**TASK DESCRIPTION**
Copy the data below exactly.

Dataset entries
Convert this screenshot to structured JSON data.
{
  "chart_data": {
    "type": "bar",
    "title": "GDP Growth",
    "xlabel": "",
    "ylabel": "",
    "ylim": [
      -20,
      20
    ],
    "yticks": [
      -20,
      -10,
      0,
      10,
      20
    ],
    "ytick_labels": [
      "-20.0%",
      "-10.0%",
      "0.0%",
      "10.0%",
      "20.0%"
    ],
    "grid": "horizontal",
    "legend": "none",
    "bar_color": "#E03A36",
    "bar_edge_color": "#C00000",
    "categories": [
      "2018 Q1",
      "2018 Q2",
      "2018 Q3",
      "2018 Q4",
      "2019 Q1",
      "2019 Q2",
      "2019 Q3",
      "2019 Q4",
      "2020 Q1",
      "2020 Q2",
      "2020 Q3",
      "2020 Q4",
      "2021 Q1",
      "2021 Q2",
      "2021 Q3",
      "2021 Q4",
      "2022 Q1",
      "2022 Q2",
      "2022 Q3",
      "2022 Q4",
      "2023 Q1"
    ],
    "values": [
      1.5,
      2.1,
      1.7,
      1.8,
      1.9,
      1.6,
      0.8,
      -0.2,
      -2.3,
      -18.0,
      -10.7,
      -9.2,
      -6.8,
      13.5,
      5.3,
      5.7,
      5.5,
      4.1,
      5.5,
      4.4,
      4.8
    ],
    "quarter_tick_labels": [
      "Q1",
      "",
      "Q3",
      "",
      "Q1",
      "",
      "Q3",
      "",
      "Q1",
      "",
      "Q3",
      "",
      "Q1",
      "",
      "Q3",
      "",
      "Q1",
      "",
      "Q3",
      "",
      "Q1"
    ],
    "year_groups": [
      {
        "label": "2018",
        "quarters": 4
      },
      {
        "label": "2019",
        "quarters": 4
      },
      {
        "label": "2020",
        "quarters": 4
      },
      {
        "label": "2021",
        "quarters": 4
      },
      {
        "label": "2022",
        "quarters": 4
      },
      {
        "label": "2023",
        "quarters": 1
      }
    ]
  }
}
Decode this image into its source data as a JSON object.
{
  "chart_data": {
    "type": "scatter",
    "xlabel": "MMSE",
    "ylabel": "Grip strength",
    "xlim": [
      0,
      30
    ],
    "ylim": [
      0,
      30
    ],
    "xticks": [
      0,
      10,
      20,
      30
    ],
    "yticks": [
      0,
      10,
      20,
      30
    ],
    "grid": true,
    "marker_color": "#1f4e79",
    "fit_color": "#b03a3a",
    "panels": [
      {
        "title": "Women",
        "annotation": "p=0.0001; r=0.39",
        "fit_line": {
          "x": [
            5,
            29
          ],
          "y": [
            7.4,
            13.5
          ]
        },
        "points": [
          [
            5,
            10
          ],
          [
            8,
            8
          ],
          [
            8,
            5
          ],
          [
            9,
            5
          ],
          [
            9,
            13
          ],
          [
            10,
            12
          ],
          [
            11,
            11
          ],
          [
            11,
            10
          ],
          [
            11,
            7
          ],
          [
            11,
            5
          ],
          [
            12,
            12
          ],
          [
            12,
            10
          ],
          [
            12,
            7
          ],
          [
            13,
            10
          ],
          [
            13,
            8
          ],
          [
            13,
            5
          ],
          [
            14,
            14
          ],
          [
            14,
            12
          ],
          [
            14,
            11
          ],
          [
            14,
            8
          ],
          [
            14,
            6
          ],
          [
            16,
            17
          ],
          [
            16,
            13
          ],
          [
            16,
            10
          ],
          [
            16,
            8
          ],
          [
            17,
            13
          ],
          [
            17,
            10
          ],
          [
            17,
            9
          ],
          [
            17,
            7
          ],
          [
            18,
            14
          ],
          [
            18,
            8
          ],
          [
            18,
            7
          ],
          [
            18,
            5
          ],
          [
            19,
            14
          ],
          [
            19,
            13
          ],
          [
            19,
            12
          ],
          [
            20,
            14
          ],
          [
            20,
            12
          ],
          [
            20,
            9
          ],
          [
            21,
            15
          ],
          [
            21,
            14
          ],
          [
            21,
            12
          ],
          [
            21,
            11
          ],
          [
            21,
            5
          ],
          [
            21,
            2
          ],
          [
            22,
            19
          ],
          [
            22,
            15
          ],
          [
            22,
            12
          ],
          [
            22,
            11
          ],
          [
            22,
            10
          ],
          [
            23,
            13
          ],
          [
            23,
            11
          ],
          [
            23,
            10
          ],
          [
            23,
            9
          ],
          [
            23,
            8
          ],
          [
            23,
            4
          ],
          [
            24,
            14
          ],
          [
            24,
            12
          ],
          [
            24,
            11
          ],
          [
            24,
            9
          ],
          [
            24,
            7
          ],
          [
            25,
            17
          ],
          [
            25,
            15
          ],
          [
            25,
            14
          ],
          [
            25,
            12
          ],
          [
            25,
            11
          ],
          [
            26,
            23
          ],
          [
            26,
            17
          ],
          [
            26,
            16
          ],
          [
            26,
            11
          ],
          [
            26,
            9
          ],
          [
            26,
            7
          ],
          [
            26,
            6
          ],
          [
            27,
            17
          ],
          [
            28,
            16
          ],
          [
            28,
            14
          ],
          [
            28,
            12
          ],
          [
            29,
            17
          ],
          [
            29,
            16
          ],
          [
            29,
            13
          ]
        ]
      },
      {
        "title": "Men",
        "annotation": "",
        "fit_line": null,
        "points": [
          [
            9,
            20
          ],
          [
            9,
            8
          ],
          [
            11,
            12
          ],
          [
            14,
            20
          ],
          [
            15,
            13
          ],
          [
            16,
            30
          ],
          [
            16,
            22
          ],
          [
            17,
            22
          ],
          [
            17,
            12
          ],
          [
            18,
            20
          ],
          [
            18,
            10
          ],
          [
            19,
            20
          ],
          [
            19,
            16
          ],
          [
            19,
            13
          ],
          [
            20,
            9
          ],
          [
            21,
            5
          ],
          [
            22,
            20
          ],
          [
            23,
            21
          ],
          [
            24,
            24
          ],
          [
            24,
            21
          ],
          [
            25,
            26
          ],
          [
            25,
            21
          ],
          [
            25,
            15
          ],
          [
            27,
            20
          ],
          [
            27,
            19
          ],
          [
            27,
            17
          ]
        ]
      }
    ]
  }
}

**EXERCISE RESULT**
Convert this screenshot to structured JSON data.
{
  "chart_data": {
    "type": "bar",
    "title": "GDP Growth",
    "xlabel": "",
    "ylabel": "",
    "ylim": [
      -20,
      20
    ],
    "yticks": [
      -20,
      -10,
      0,
      10,
      20
    ],
    "ytick_labels": [
      "-20.0%",
      "-10.0%",
      "0.0%",
      "10.0%",
      "20.0%"
    ],
    "grid": "horizontal",
    "legend": "none",
    "bar_color": "#E03A36",
    "bar_edge_color": "#C00000",
    "categories": [
      "2018 Q1",
      "2018 Q2",
      "2018 Q3",
      "2018 Q4",
      "2019 Q1",
      "2019 Q2",
      "2019 Q3",
      "2019 Q4",
      "2020 Q1",
      "2020 Q2",
      "2020 Q3",
      "2020 Q4",
      "2021 Q1",
      "2021 Q2",
      "2021 Q3",
      "2021 Q4",
      "2022 Q1",
      "2022 Q2",
      "2022 Q3",
      "2022 Q4",
      "2023 Q1"
    ],
    "values": [
      1.5,
      2.1,
      1.7,
      1.8,
      1.9,
      1.6,
      0.8,
      -0.2,
      -2.3,
      -18.0,
      -10.7,
      -9.2,
      -6.8,
      13.5,
      5.3,
      5.7,
      5.5,
      4.1,
      5.5,
      4.4,
      4.8
    ],
    "quarter_tick_labels": [
      "Q1",
      "",
      "Q3",
      "",
      "Q1",
      "",
      "Q3",
      "",
      "Q1",
      "",
      "Q3",
      "",
      "Q1",
      "",
      "Q3",
      "",
      "Q1",
      "",
      "Q3",
      "",
      "Q1"
    ],
    "year_groups": [
      {
        "label": "2018",
        "quarters": 4
      },
      {
        "label": "2019",
        "quarters": 4
      },
      {
        "label": "2020",
        "quarters": 4
      },
      {
        "label": "2021",
        "quarters": 4
      },
      {
        "label": "2022",
        "quarters": 4
      },
      {
        "label": "2023",
        "quarters": 1
      }
    ]
  }
}
Decode this image into its source data as a JSON object.
{
  "chart_data": {
    "type": "scatter",
    "xlabel": "MMSE",
    "ylabel": "Grip strength",
    "xlim": [
      0,
      30
    ],
    "ylim": [
      0,
      30
    ],
    "xticks": [
      0,
      10,
      20,
      30
    ],
    "yticks": [
      0,
      10,
      20,
      30
    ],
    "grid": true,
    "marker_color": "#1f4e79",
    "fit_color": "#b03a3a",
    "panels": [
      {
        "title": "Women",
        "annotation": "p=0.0001; r=0.39",
        "fit_line": {
          "x": [
            5,
            29
          ],
          "y": [
            7.4,
            13.5
          ]
        },
        "points": [
          [
            5,
            10
          ],
          [
            8,
            8
          ],
          [
            8,
            5
          ],
          [
            9,
            5
          ],
          [
            9,
            13
          ],
          [
            10,
            12
          ],
          [
            11,
            11
          ],
          [
            11,
            10
          ],
          [
            11,
            7
          ],
          [
            11,
            5
          ],
          [
            12,
            12
          ],
          [
            12,
            10
          ],
          [
            12,
            7
          ],
          [
            13,
            10
          ],
          [
            13,
            8
          ],
          [
            13,
            5
          ],
          [
            14,
            14
          ],
          [
            14,
            12
          ],
          [
            14,
            11
          ],
          [
            14,
            8
          ],
          [
            14,
            6
          ],
          [
            16,
            17
          ],
          [
            16,
            13
          ],
          [
            16,
            10
          ],
          [
            16,
            8
          ],
          [
            17,
            13
          ],
          [
            17,
            10
          ],
          [
            17,
            9
          ],
          [
            17,
            7
          ],
          [
            18,
            14
          ],
          [
            18,
            8
          ],
          [
            18,
            7
          ],
          [
            18,
            5
          ],
          [
            19,
            14
          ],
          [
            19,
            13
          ],
          [
            19,
            12
          ],
          [
            20,
            14
          ],
          [
            20,
            12
          ],
          [
            20,
            9
          ],
          [
            21,
            15
          ],
          [
            21,
            14
          ],
          [
            21,
            12
          ],
          [
            21,
            11
          ],
          [
            21,
            5
          ],
          [
            21,
            2
          ],
          [
            22,
            19
          ],
          [
            22,
            15
          ],
          [
            22,
            12
          ],
          [
            22,
            11
          ],
          [
            22,
            10
          ],
          [
            23,
            13
          ],
          [
            23,
            11
          ],
          [
            23,
            10
          ],
          [
            23,
            9
          ],
          [
            23,
            8
          ],
          [
            23,
            4
          ],
          [
            24,
            14
          ],
          [
            24,
            12
          ],
          [
            24,
            11
          ],
          [
            24,
            9
          ],
          [
            24,
            7
          ],
          [
            25,
            17
          ],
          [
            25,
            15
          ],
          [
            25,
            14
          ],
          [
            25,
            12
          ],
          [
            25,
            11
          ],
          [
            26,
            23
          ],
          [
            26,
            17
          ],
          [
            26,
            16
          ],
          [
            26,
            11
          ],
          [
            26,
            9
          ],
          [
            26,
            7
          ],
          [
            26,
            6
          ],
          [
            27,
            17
          ],
          [
            28,
            16
          ],
          [
            28,
            14
          ],
          [
            28,
            12
          ],
          [
            29,
            17
          ],
          [
            29,
            16
          ],
          [
            29,
            13
          ]
        ]
      },
      {
        "title": "Men",
        "annotation": "",
        "fit_line": null,
        "points": [
          [
            9,
            20
          ],
          [
            9,
            8
          ],
          [
            11,
            12
          ],
          [
            14,
            20
          ],
          [
            15,
            13
          ],
          [
            16,
            30
          ],
          [
            16,
            22
          ],
          [
            17,
            22
          ],
          [
            17,
            12
          ],
          [
            18,
            20
          ],
          [
            18,
            10
          ],
          [
            19,
            20
          ],
          [
            19,
            16
          ],
          [
            19,
            13
          ],
          [
            20,
            9
          ],
          [
            21,
            5
          ],
          [
            22,
            20
          ],
          [
            23,
            21
          ],
          [
            24,
            24
          ],
          [
            24,
            21
          ],
          [
            25,
            26
          ],
          [
            25,
            21
          ],
          [
            25,
            15
          ],
          [
            27,
            20
          ],
          [
            27,
            19
          ],
          [
            27,
            17
          ]
        ]
      }
    ]
  }
}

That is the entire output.